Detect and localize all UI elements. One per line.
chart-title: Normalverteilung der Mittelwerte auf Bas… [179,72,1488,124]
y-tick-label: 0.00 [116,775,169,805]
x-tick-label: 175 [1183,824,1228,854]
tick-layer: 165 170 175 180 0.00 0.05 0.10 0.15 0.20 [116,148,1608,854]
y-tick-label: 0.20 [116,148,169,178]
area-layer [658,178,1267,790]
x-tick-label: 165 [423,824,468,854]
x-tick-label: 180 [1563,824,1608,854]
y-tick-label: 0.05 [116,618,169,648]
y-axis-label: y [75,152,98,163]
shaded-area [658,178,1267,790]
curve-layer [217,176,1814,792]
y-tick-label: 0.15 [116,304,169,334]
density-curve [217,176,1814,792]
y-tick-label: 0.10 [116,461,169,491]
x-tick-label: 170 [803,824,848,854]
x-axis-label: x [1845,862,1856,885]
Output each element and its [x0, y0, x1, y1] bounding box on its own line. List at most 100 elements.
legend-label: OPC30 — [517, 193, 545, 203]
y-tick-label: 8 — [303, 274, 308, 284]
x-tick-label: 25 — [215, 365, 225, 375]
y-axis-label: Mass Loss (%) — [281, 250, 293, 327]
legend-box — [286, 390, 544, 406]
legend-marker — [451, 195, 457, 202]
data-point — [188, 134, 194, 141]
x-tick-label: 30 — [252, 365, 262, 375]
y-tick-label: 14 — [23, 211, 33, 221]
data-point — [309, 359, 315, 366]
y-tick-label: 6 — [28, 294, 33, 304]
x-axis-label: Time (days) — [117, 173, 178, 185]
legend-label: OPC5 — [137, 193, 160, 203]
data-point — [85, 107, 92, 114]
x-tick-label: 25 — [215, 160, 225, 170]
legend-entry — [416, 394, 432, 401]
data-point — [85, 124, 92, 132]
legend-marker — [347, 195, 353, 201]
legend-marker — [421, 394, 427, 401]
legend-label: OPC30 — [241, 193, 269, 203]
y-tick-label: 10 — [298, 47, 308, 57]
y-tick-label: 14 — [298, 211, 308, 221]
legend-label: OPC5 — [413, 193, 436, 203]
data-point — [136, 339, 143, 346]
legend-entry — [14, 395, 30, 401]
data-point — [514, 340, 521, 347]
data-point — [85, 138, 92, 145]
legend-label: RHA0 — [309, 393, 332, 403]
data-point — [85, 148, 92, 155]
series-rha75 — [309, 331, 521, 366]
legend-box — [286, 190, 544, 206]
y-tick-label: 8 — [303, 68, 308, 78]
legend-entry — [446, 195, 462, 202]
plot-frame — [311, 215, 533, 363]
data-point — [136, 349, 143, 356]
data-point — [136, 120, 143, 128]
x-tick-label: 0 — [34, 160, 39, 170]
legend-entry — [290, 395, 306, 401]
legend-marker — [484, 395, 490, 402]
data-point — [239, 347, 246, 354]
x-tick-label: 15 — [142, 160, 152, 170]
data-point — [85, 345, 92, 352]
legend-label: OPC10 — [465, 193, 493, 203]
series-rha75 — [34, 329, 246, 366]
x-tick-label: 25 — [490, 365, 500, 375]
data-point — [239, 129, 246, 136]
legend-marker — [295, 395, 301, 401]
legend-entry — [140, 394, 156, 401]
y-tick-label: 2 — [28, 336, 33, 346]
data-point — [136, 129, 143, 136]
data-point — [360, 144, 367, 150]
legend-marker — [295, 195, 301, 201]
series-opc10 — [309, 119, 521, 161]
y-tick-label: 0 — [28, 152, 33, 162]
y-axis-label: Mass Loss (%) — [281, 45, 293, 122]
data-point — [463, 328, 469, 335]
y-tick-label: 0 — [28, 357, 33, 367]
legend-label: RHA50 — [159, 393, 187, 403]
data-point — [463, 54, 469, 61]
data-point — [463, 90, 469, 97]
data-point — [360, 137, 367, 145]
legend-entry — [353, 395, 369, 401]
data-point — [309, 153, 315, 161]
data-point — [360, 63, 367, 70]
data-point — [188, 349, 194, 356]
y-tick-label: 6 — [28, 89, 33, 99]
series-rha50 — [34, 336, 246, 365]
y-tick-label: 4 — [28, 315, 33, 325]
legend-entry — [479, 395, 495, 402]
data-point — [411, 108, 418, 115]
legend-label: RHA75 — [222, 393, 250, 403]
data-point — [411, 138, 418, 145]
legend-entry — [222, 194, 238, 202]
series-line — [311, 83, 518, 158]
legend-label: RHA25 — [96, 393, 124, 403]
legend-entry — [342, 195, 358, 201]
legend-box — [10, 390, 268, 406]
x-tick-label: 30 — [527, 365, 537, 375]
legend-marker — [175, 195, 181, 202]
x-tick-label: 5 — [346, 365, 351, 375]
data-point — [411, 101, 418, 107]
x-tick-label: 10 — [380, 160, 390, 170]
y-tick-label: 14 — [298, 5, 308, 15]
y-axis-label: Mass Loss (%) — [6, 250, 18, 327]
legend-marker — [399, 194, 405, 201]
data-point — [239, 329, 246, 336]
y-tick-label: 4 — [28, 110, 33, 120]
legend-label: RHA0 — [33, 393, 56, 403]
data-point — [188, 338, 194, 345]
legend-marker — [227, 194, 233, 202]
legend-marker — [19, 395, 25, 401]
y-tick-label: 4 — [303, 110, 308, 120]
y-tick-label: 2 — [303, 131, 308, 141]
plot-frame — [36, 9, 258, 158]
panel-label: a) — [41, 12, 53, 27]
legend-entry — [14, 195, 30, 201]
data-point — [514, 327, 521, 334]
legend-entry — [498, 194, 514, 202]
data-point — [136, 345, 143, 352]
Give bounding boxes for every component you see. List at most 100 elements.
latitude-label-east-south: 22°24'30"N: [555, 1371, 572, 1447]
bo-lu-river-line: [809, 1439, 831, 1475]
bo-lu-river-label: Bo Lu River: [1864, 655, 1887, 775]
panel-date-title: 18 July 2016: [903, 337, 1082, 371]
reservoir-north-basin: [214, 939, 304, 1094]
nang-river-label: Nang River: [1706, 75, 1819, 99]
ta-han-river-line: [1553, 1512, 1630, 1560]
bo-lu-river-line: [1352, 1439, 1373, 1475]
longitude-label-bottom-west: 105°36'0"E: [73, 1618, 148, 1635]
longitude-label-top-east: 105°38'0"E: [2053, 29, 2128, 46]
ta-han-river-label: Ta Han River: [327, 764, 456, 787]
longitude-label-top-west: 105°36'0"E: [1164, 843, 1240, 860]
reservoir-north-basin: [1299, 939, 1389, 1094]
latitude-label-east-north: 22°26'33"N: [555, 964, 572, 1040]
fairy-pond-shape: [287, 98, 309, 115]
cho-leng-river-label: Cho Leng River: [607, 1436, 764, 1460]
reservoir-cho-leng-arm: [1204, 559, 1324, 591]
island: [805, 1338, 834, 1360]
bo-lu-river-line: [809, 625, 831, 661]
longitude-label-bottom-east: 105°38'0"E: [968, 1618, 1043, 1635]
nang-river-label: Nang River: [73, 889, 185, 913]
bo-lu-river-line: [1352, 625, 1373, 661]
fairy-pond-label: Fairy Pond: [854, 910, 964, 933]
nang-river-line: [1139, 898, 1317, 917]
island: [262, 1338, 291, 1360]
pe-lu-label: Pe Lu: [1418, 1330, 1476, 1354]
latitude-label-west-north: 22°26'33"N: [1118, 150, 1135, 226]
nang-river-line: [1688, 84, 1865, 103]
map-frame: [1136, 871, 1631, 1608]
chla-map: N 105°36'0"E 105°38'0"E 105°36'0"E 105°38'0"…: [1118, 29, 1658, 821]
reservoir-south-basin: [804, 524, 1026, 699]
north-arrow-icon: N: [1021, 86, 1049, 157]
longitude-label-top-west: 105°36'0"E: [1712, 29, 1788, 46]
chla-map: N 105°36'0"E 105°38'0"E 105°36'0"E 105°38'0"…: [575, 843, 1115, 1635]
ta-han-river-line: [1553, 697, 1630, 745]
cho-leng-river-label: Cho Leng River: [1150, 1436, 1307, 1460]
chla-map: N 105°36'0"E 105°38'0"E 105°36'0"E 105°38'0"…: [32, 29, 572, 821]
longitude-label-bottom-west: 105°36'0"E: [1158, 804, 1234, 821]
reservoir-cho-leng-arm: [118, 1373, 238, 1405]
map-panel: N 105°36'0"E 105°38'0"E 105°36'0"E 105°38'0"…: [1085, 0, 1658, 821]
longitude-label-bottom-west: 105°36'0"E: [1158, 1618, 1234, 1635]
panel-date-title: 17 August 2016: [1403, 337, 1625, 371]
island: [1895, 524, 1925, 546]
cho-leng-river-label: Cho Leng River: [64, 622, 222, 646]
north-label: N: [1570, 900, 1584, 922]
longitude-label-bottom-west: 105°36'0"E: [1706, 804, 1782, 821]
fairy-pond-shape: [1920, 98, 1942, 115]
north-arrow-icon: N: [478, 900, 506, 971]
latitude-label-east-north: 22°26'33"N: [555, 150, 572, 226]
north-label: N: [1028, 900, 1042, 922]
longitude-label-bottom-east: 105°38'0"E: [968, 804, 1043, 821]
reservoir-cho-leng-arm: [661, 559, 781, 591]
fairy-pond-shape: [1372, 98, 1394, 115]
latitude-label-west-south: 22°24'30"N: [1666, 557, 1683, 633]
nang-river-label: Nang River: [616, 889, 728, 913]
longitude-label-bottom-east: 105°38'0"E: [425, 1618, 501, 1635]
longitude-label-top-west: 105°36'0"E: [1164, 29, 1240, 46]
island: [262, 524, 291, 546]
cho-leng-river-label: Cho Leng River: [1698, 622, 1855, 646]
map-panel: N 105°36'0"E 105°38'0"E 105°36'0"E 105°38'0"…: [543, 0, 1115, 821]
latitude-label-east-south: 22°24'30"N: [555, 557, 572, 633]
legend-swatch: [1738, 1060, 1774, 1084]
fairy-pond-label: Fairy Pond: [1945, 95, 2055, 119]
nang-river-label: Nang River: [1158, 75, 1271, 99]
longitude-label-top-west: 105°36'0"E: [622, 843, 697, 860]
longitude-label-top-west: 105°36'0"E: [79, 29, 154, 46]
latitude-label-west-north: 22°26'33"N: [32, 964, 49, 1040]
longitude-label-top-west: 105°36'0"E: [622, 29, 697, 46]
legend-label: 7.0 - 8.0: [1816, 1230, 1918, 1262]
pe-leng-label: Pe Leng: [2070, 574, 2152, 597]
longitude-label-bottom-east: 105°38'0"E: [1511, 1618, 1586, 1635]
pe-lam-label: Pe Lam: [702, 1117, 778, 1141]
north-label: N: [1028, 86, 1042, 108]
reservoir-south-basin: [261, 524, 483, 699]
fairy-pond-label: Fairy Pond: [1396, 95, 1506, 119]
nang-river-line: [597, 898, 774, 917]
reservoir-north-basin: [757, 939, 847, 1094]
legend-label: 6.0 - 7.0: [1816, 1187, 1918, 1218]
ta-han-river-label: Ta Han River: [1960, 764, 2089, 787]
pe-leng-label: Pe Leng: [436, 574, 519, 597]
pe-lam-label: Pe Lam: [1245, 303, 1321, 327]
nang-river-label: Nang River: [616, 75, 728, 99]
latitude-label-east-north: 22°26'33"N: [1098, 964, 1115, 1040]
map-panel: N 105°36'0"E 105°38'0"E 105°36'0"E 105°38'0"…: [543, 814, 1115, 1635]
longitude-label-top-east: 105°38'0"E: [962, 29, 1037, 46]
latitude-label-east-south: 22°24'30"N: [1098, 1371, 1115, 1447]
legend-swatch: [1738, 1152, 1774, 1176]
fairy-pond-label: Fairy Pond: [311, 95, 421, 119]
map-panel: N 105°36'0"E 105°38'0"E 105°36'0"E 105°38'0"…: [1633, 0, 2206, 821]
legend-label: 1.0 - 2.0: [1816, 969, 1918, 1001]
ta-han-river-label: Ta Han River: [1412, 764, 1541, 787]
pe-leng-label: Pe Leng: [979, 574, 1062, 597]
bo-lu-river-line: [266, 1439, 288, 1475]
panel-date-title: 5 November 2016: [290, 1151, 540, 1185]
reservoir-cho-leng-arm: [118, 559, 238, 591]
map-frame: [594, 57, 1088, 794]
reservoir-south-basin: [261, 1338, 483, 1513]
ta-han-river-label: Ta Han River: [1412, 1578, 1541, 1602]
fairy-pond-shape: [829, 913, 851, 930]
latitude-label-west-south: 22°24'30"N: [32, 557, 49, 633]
◆ ◆ ◆ ◆ ◆
WHAT YOU WILL DO ▸ Reproduce the lines above, from the first one through the line that contains "y-tick-label: 0.10 [116,461,169,491]", substituting "plot-layer" for "curve-layer" and leaving everything else unchanged.

RESPONSE ▸
Detect and localize all UI elements. One per line.
chart-title: Normalverteilung der Mittelwerte auf Bas… [179,72,1488,124]
y-tick-label: 0.00 [116,775,169,805]
x-tick-label: 175 [1183,824,1228,854]
tick-layer: 165 170 175 180 0.00 0.05 0.10 0.15 0.20 [116,148,1608,854]
y-tick-label: 0.20 [116,148,169,178]
area-layer [658,178,1267,790]
x-tick-label: 165 [423,824,468,854]
x-tick-label: 180 [1563,824,1608,854]
y-tick-label: 0.05 [116,618,169,648]
y-axis-label: y [75,152,98,163]
shaded-area [658,178,1267,790]
plot-layer [217,176,1814,792]
y-tick-label: 0.15 [116,304,169,334]
density-curve [217,176,1814,792]
y-tick-label: 0.10 [116,461,169,491]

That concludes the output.